_TASK DIRECTIONS_
List all the lines in these records that hold "слово".

_MATERIAL FOR THIS TASK_
--- Start ---
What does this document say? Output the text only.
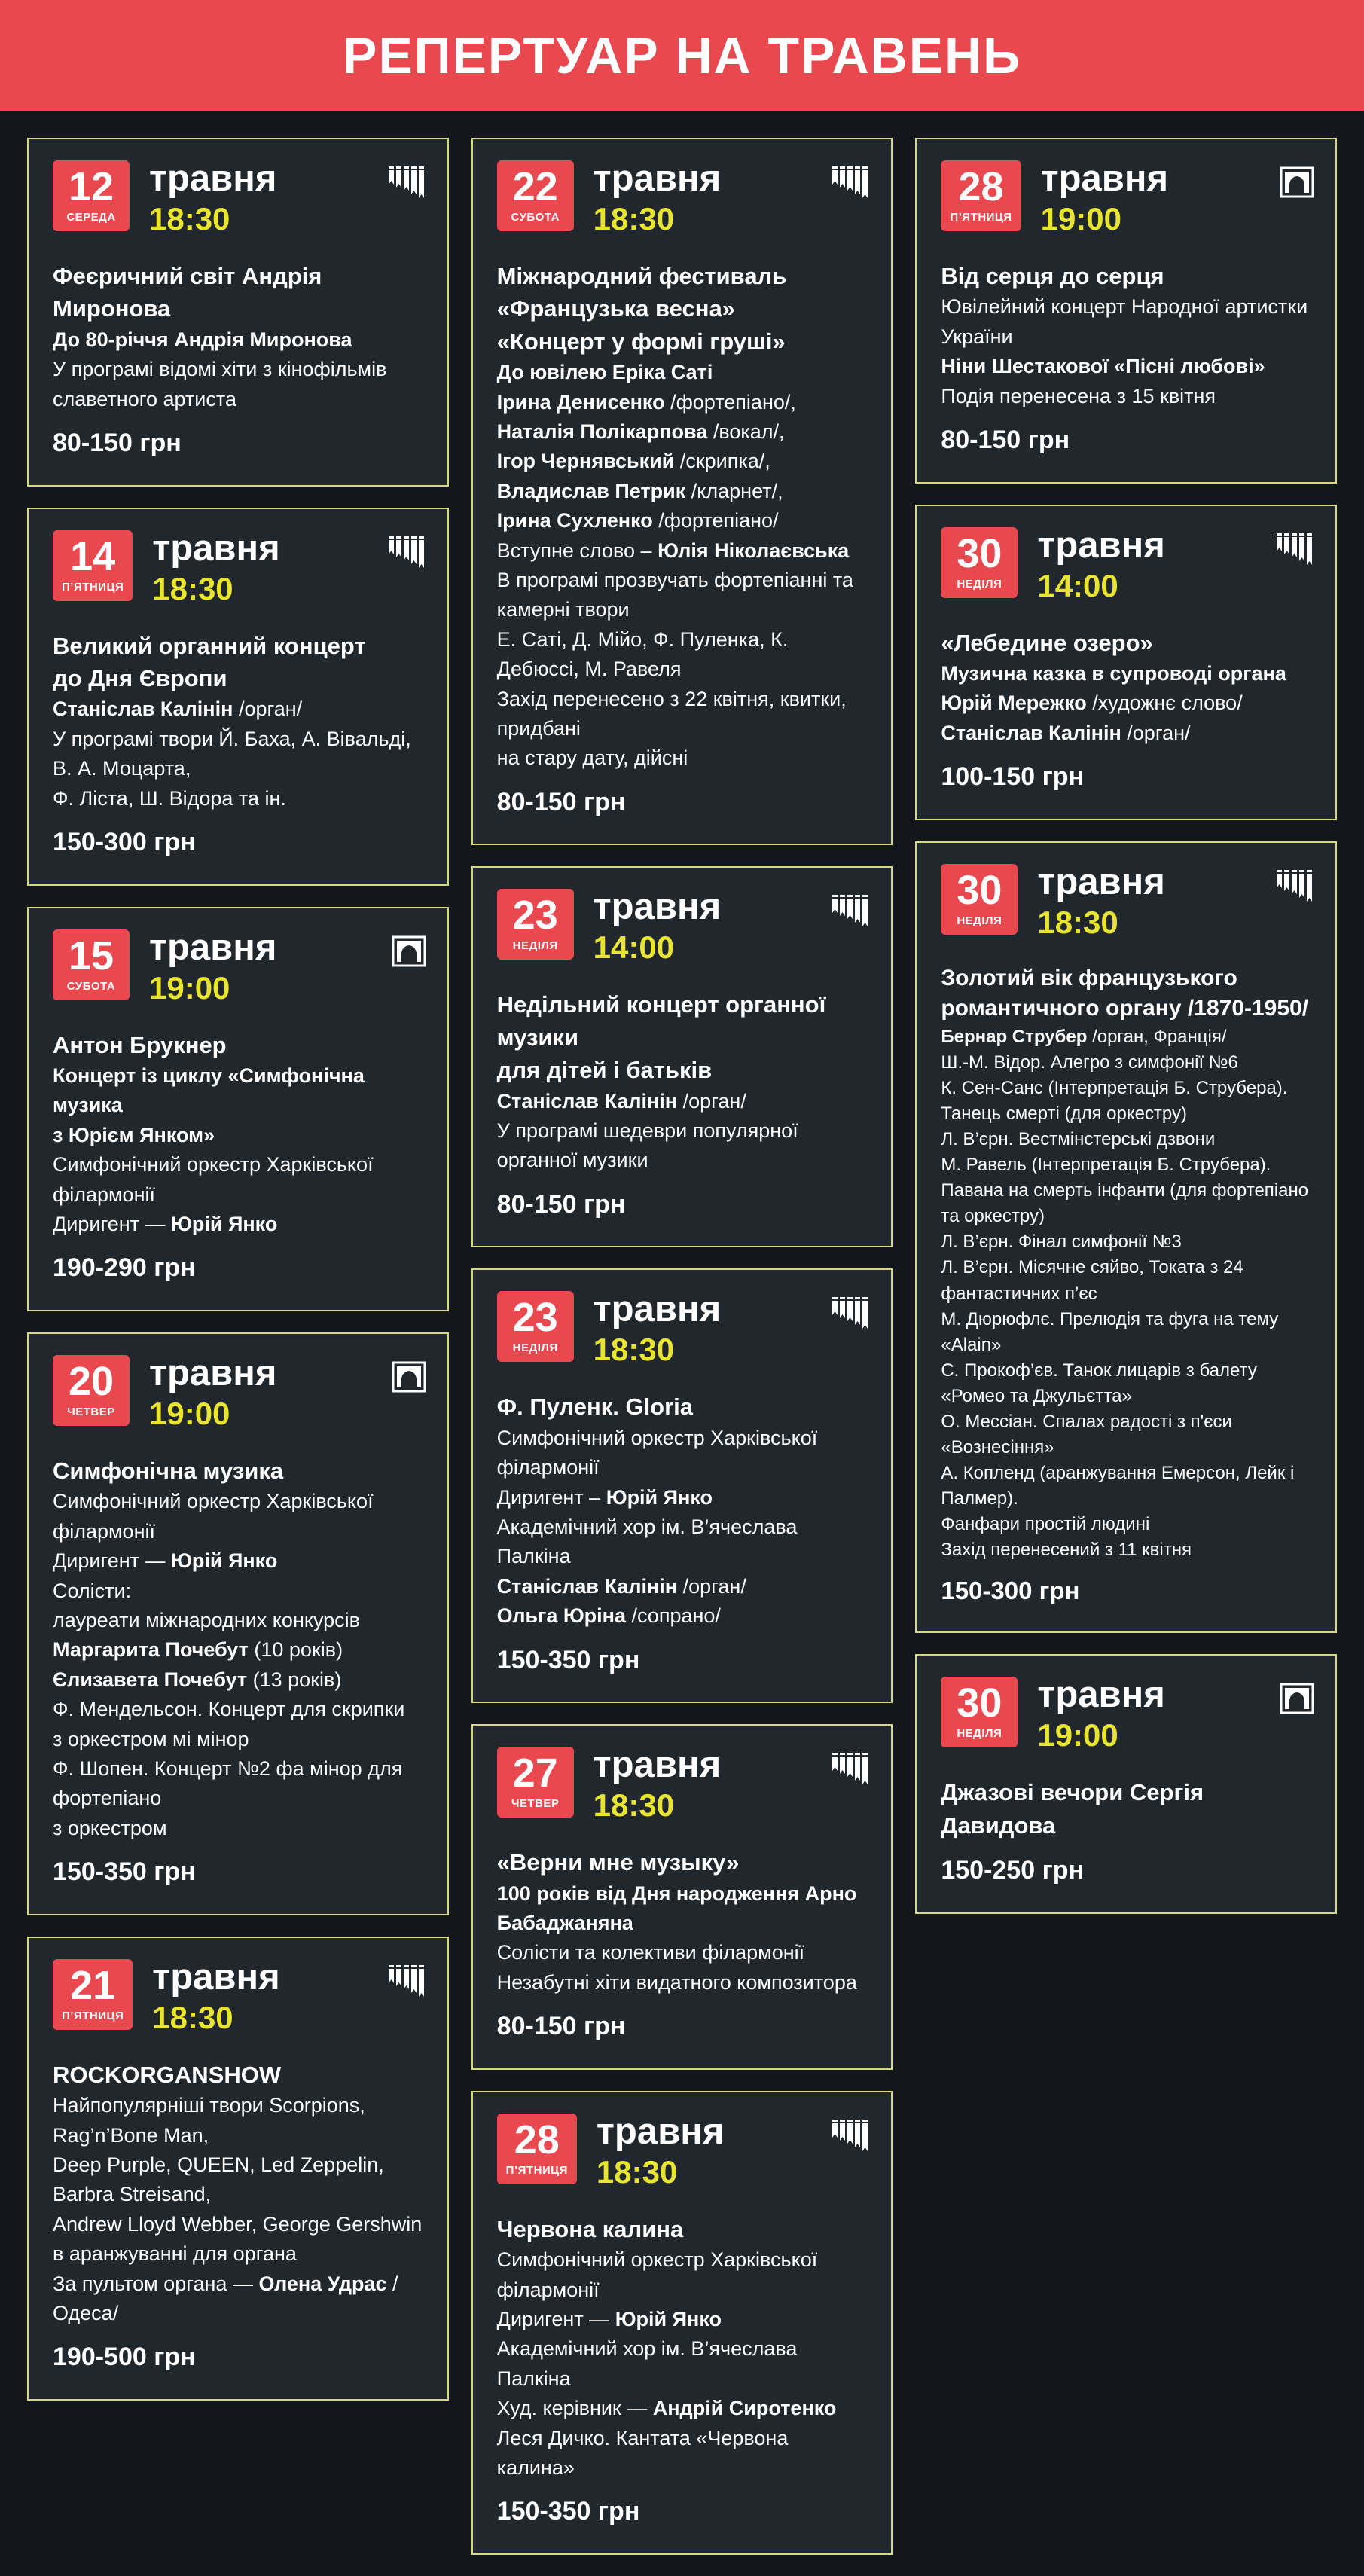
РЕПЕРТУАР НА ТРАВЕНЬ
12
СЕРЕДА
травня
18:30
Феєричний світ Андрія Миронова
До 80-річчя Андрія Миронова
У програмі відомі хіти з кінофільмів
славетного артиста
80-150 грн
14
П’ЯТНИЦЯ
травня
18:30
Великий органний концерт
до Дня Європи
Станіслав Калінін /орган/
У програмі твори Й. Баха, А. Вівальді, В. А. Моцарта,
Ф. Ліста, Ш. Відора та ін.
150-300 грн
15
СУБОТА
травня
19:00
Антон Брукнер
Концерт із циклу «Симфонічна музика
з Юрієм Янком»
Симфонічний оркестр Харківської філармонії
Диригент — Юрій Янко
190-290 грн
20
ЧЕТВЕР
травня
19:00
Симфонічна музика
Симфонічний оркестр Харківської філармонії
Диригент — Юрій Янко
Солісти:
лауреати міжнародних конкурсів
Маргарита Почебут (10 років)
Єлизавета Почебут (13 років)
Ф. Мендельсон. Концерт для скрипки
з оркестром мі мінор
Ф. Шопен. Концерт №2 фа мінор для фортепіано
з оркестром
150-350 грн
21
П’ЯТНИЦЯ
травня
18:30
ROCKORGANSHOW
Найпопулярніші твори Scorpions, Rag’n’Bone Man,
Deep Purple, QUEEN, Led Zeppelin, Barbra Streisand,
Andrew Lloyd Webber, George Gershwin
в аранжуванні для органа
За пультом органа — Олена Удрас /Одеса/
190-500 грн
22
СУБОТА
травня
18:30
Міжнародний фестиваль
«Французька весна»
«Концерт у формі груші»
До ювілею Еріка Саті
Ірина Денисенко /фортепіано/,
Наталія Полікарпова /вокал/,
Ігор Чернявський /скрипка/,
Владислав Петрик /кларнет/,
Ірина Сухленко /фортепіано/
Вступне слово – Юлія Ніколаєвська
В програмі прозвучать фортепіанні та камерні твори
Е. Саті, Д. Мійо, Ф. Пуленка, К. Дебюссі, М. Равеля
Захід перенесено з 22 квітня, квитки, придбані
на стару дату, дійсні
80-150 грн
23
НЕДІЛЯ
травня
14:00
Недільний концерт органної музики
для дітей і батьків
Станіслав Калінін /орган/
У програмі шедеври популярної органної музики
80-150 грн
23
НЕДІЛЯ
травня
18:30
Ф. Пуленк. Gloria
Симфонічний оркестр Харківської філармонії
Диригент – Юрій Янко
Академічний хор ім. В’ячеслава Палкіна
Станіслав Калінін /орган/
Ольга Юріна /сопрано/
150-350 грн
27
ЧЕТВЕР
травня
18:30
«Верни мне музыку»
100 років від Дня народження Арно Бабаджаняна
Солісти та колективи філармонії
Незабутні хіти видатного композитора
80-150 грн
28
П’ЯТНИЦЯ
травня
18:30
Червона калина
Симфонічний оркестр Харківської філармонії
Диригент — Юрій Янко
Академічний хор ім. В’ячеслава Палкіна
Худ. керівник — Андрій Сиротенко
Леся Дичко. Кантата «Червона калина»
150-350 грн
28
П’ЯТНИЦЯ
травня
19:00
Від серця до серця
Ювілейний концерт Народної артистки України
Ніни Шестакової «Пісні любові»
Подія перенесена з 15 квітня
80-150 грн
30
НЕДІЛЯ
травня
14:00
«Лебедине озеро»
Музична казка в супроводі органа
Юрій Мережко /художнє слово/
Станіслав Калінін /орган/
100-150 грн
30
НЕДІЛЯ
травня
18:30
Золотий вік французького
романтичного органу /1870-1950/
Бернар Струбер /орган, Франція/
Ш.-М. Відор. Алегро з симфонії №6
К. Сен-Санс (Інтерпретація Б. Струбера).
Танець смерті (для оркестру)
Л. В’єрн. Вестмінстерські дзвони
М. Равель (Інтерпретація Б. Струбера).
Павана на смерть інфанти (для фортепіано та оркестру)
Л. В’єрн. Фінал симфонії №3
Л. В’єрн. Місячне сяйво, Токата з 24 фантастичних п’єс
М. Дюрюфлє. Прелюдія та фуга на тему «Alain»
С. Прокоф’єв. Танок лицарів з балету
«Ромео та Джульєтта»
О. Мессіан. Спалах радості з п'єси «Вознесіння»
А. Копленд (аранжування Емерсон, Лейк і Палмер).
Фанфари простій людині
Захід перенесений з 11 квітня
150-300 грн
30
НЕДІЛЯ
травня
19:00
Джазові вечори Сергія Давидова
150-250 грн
--- End ---
--- Start ---
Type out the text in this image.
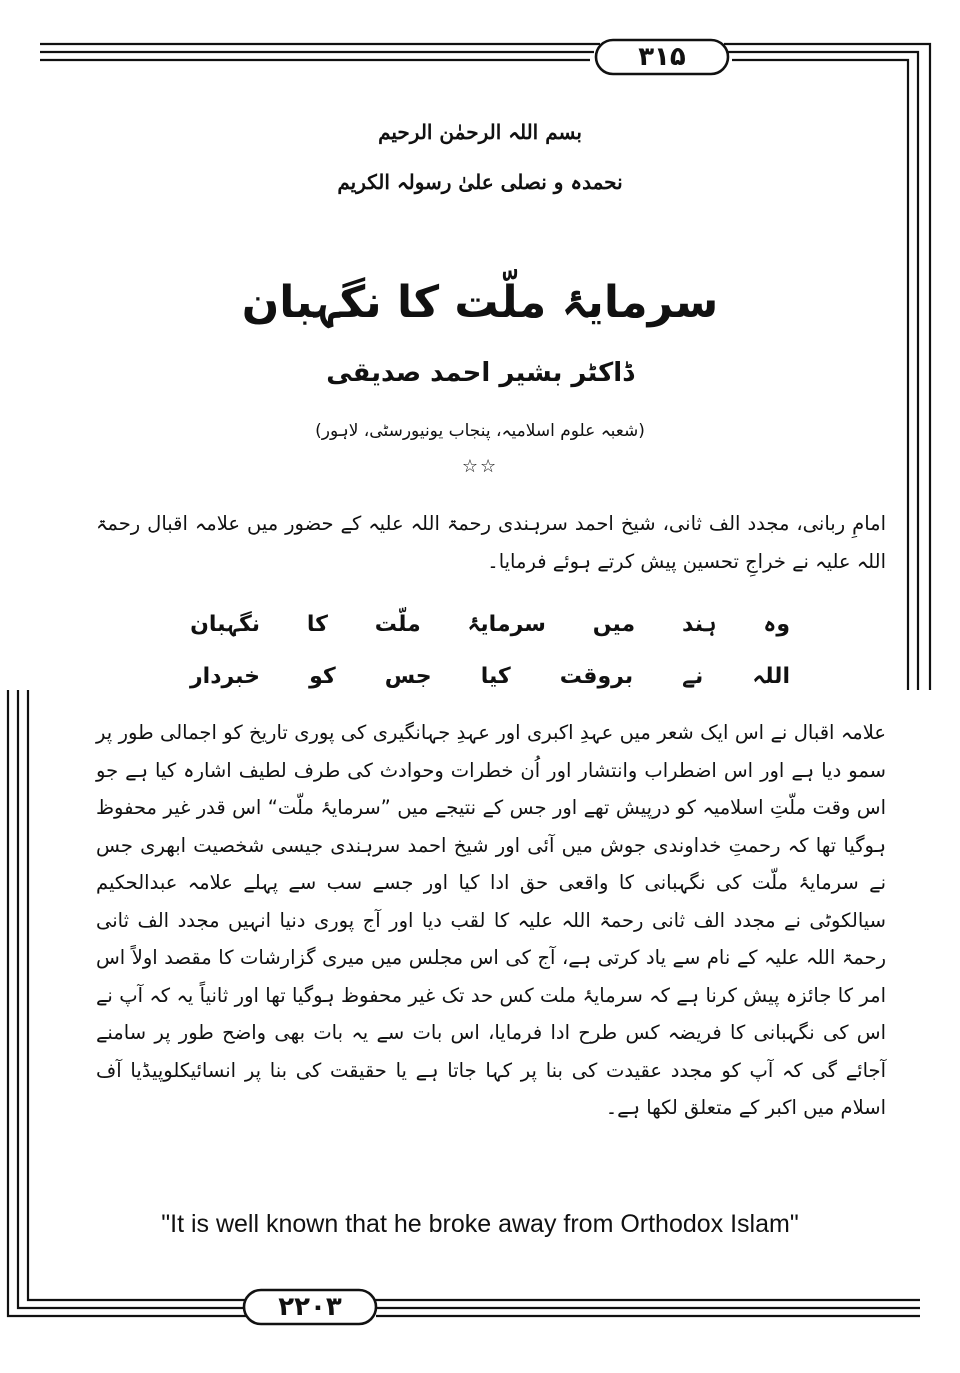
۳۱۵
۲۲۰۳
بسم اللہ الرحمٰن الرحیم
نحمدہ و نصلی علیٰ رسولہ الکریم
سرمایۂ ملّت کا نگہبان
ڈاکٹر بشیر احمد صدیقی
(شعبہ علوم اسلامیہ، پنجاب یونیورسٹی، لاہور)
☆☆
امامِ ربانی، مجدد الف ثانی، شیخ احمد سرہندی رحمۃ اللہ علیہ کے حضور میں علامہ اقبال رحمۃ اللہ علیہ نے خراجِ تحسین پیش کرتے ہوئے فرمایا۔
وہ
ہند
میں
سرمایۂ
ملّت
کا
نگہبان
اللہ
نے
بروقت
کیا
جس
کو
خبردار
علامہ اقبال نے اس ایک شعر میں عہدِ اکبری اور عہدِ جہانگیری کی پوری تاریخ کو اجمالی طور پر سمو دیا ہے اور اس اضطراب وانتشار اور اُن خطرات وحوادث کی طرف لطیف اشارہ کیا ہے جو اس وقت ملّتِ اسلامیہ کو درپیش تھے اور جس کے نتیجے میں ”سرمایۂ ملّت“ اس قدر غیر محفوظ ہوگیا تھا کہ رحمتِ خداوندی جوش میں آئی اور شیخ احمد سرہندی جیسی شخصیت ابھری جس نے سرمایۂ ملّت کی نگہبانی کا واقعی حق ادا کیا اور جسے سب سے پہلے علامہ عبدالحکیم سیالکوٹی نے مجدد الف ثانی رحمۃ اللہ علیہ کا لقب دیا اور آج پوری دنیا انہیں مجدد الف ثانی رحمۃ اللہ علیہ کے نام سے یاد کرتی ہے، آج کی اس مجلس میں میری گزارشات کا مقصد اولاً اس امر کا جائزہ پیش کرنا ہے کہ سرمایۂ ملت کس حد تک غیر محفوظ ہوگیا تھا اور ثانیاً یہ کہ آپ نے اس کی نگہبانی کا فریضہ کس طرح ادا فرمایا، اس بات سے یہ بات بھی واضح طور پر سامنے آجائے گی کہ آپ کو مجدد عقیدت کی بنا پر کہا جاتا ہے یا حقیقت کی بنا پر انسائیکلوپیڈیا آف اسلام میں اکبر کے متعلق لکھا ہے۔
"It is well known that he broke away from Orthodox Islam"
--- End ---
_FINAL RESULT_
Вступне слово – Юлія Ніколаєвська
Юрій Мережко /художнє слово/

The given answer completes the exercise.